Written instruction: Reproduce all the lines exactly as they stand, apart from the pictures.

** start Items **

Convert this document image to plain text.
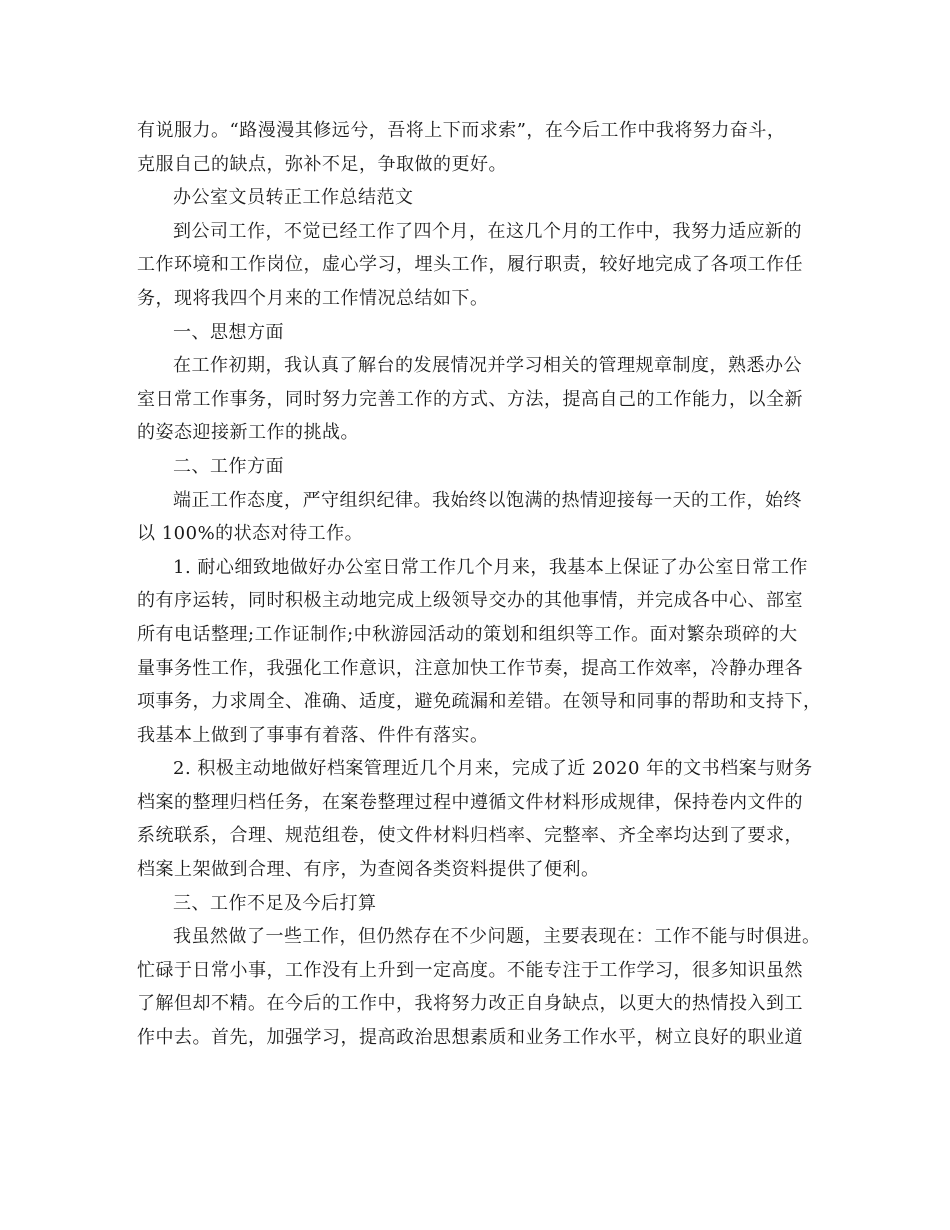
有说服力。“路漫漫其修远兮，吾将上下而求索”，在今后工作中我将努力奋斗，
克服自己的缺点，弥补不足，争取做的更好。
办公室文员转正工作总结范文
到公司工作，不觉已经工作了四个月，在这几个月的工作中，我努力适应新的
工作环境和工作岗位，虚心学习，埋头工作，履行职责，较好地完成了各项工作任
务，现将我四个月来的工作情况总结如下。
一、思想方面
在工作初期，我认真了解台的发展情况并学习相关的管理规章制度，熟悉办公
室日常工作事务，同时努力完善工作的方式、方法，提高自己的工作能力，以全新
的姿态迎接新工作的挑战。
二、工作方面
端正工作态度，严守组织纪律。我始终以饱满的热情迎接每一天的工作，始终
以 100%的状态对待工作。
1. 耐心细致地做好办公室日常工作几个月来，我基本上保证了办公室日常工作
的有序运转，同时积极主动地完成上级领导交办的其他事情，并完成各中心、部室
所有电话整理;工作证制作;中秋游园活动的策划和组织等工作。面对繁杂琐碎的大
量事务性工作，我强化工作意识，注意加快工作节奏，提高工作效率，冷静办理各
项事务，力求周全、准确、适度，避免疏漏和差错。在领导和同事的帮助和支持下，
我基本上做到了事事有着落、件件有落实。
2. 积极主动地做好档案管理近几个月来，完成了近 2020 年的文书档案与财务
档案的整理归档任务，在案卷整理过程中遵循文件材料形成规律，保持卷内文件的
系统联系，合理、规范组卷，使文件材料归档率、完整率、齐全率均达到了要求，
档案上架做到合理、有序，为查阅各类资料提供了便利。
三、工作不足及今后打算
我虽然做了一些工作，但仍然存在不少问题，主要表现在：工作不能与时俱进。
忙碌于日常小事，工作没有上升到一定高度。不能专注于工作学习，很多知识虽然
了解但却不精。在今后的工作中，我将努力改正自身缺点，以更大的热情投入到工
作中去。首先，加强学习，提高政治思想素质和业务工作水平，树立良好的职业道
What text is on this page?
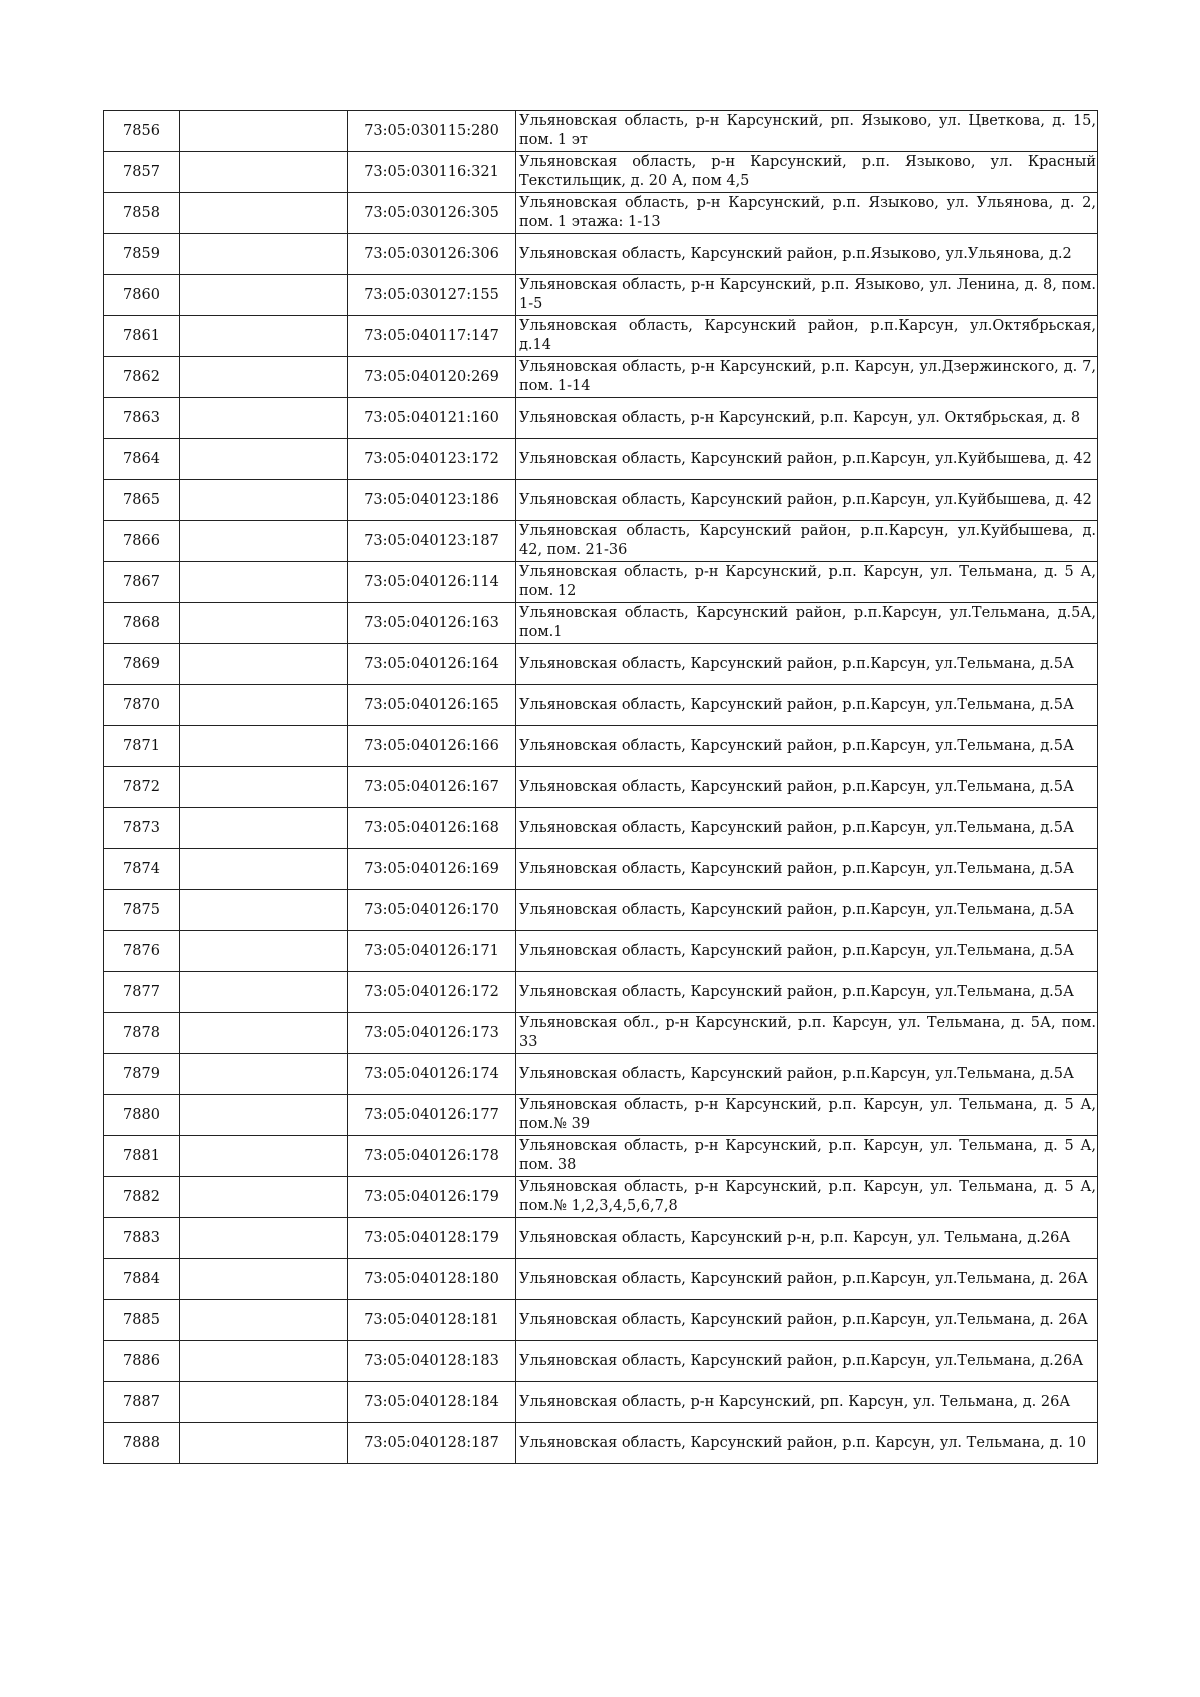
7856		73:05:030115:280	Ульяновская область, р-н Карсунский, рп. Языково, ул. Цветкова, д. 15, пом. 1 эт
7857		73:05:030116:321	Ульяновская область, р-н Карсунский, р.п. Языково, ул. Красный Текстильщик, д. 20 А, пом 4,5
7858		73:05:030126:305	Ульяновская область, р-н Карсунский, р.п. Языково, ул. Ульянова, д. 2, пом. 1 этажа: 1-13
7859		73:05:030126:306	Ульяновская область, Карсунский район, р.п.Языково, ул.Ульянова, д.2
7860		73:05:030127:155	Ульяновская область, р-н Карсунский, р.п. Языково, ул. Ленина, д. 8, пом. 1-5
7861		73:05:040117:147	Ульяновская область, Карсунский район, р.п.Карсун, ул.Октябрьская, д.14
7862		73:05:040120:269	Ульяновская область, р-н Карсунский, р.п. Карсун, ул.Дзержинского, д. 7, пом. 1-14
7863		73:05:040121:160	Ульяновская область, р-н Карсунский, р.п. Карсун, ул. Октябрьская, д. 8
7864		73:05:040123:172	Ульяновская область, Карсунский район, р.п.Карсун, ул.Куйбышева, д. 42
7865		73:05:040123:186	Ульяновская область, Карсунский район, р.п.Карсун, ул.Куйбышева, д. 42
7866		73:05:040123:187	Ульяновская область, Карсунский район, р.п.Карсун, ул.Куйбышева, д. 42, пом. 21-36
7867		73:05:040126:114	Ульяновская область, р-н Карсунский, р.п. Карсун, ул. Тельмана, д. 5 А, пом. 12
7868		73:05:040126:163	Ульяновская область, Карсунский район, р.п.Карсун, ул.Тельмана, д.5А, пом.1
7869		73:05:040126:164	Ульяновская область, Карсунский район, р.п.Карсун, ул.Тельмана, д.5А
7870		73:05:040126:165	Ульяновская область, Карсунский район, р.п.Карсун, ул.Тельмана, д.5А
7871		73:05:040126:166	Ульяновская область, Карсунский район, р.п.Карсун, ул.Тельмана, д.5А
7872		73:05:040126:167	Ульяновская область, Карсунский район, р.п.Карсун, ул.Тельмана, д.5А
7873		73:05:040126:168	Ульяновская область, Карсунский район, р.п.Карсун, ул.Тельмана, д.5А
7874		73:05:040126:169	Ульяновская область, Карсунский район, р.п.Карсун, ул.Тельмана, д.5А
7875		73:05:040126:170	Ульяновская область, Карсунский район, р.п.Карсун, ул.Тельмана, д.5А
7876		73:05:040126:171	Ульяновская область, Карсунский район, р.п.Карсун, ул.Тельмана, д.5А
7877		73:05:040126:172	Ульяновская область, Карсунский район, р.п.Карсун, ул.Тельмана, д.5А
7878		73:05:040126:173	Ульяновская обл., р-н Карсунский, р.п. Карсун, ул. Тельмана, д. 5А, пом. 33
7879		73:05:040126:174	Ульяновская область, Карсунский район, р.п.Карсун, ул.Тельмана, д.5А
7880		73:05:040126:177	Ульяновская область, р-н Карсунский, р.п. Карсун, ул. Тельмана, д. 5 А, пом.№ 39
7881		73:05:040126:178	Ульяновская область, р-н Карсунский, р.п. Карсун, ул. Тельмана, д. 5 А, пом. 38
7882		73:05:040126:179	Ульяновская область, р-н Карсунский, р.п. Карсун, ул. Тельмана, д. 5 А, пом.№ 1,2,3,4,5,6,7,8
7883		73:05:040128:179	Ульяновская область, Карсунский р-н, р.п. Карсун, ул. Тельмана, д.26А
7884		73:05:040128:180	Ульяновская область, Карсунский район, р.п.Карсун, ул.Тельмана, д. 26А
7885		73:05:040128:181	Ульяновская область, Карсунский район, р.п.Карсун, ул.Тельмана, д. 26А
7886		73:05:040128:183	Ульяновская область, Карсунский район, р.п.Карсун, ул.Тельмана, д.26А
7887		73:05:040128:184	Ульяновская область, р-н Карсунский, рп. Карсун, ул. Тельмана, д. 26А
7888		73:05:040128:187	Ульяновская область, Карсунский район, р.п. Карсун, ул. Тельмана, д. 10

** end Items **

Answer to this problem:
Convert this document image to plain text.
有说服力。“路漫漫其修远兮，吾将上下而求索”，在今后工作中我将努力奋斗，
克服自己的缺点，弥补不足，争取做的更好。
办公室文员转正工作总结范文
到公司工作，不觉已经工作了四个月，在这几个月的工作中，我努力适应新的
工作环境和工作岗位，虚心学习，埋头工作，履行职责，较好地完成了各项工作任
务，现将我四个月来的工作情况总结如下。
一、思想方面
在工作初期，我认真了解台的发展情况并学习相关的管理规章制度，熟悉办公
室日常工作事务，同时努力完善工作的方式、方法，提高自己的工作能力，以全新
的姿态迎接新工作的挑战。
二、工作方面
端正工作态度，严守组织纪律。我始终以饱满的热情迎接每一天的工作，始终
以 100%的状态对待工作。
1. 耐心细致地做好办公室日常工作几个月来，我基本上保证了办公室日常工作
的有序运转，同时积极主动地完成上级领导交办的其他事情，并完成各中心、部室
所有电话整理;工作证制作;中秋游园活动的策划和组织等工作。面对繁杂琐碎的大
量事务性工作，我强化工作意识，注意加快工作节奏，提高工作效率，冷静办理各
项事务，力求周全、准确、适度，避免疏漏和差错。在领导和同事的帮助和支持下，
我基本上做到了事事有着落、件件有落实。
2. 积极主动地做好档案管理近几个月来，完成了近 2020 年的文书档案与财务
档案的整理归档任务，在案卷整理过程中遵循文件材料形成规律，保持卷内文件的
系统联系，合理、规范组卷，使文件材料归档率、完整率、齐全率均达到了要求，
档案上架做到合理、有序，为查阅各类资料提供了便利。
三、工作不足及今后打算
我虽然做了一些工作，但仍然存在不少问题，主要表现在：工作不能与时俱进。
忙碌于日常小事，工作没有上升到一定高度。不能专注于工作学习，很多知识虽然
了解但却不精。在今后的工作中，我将努力改正自身缺点，以更大的热情投入到工
作中去。首先，加强学习，提高政治思想素质和业务工作水平，树立良好的职业道
What text is on this page?
7856		73:05:030115:280	Ульяновская область, р-н Карсунский, рп. Языково, ул. Цветкова, д. 15, пом. 1 эт
7857		73:05:030116:321	Ульяновская область, р-н Карсунский, р.п. Языково, ул. Красный Текстильщик, д. 20 А, пом 4,5
7858		73:05:030126:305	Ульяновская область, р-н Карсунский, р.п. Языково, ул. Ульянова, д. 2, пом. 1 этажа: 1-13
7859		73:05:030126:306	Ульяновская область, Карсунский район, р.п.Языково, ул.Ульянова, д.2
7860		73:05:030127:155	Ульяновская область, р-н Карсунский, р.п. Языково, ул. Ленина, д. 8, пом. 1-5
7861		73:05:040117:147	Ульяновская область, Карсунский район, р.п.Карсун, ул.Октябрьская, д.14
7862		73:05:040120:269	Ульяновская область, р-н Карсунский, р.п. Карсун, ул.Дзержинского, д. 7, пом. 1-14
7863		73:05:040121:160	Ульяновская область, р-н Карсунский, р.п. Карсун, ул. Октябрьская, д. 8
7864		73:05:040123:172	Ульяновская область, Карсунский район, р.п.Карсун, ул.Куйбышева, д. 42
7865		73:05:040123:186	Ульяновская область, Карсунский район, р.п.Карсун, ул.Куйбышева, д. 42
7866		73:05:040123:187	Ульяновская область, Карсунский район, р.п.Карсун, ул.Куйбышева, д. 42, пом. 21-36
7867		73:05:040126:114	Ульяновская область, р-н Карсунский, р.п. Карсун, ул. Тельмана, д. 5 А, пом. 12
7868		73:05:040126:163	Ульяновская область, Карсунский район, р.п.Карсун, ул.Тельмана, д.5А, пом.1
7869		73:05:040126:164	Ульяновская область, Карсунский район, р.п.Карсун, ул.Тельмана, д.5А
7870		73:05:040126:165	Ульяновская область, Карсунский район, р.п.Карсун, ул.Тельмана, д.5А
7871		73:05:040126:166	Ульяновская область, Карсунский район, р.п.Карсун, ул.Тельмана, д.5А
7872		73:05:040126:167	Ульяновская область, Карсунский район, р.п.Карсун, ул.Тельмана, д.5А
7873		73:05:040126:168	Ульяновская область, Карсунский район, р.п.Карсун, ул.Тельмана, д.5А
7874		73:05:040126:169	Ульяновская область, Карсунский район, р.п.Карсун, ул.Тельмана, д.5А
7875		73:05:040126:170	Ульяновская область, Карсунский район, р.п.Карсун, ул.Тельмана, д.5А
7876		73:05:040126:171	Ульяновская область, Карсунский район, р.п.Карсун, ул.Тельмана, д.5А
7877		73:05:040126:172	Ульяновская область, Карсунский район, р.п.Карсун, ул.Тельмана, д.5А
7878		73:05:040126:173	Ульяновская обл., р-н Карсунский, р.п. Карсун, ул. Тельмана, д. 5А, пом. 33
7879		73:05:040126:174	Ульяновская область, Карсунский район, р.п.Карсун, ул.Тельмана, д.5А
7880		73:05:040126:177	Ульяновская область, р-н Карсунский, р.п. Карсун, ул. Тельмана, д. 5 А, пом.№ 39
7881		73:05:040126:178	Ульяновская область, р-н Карсунский, р.п. Карсун, ул. Тельмана, д. 5 А, пом. 38
7882		73:05:040126:179	Ульяновская область, р-н Карсунский, р.п. Карсун, ул. Тельмана, д. 5 А, пом.№ 1,2,3,4,5,6,7,8
7883		73:05:040128:179	Ульяновская область, Карсунский р-н, р.п. Карсун, ул. Тельмана, д.26А
7884		73:05:040128:180	Ульяновская область, Карсунский район, р.п.Карсун, ул.Тельмана, д. 26А
7885		73:05:040128:181	Ульяновская область, Карсунский район, р.п.Карсун, ул.Тельмана, д. 26А
7886		73:05:040128:183	Ульяновская область, Карсунский район, р.п.Карсун, ул.Тельмана, д.26А
7887		73:05:040128:184	Ульяновская область, р-н Карсунский, рп. Карсун, ул. Тельмана, д. 26А
7888		73:05:040128:187	Ульяновская область, Карсунский район, р.п. Карсун, ул. Тельмана, д. 10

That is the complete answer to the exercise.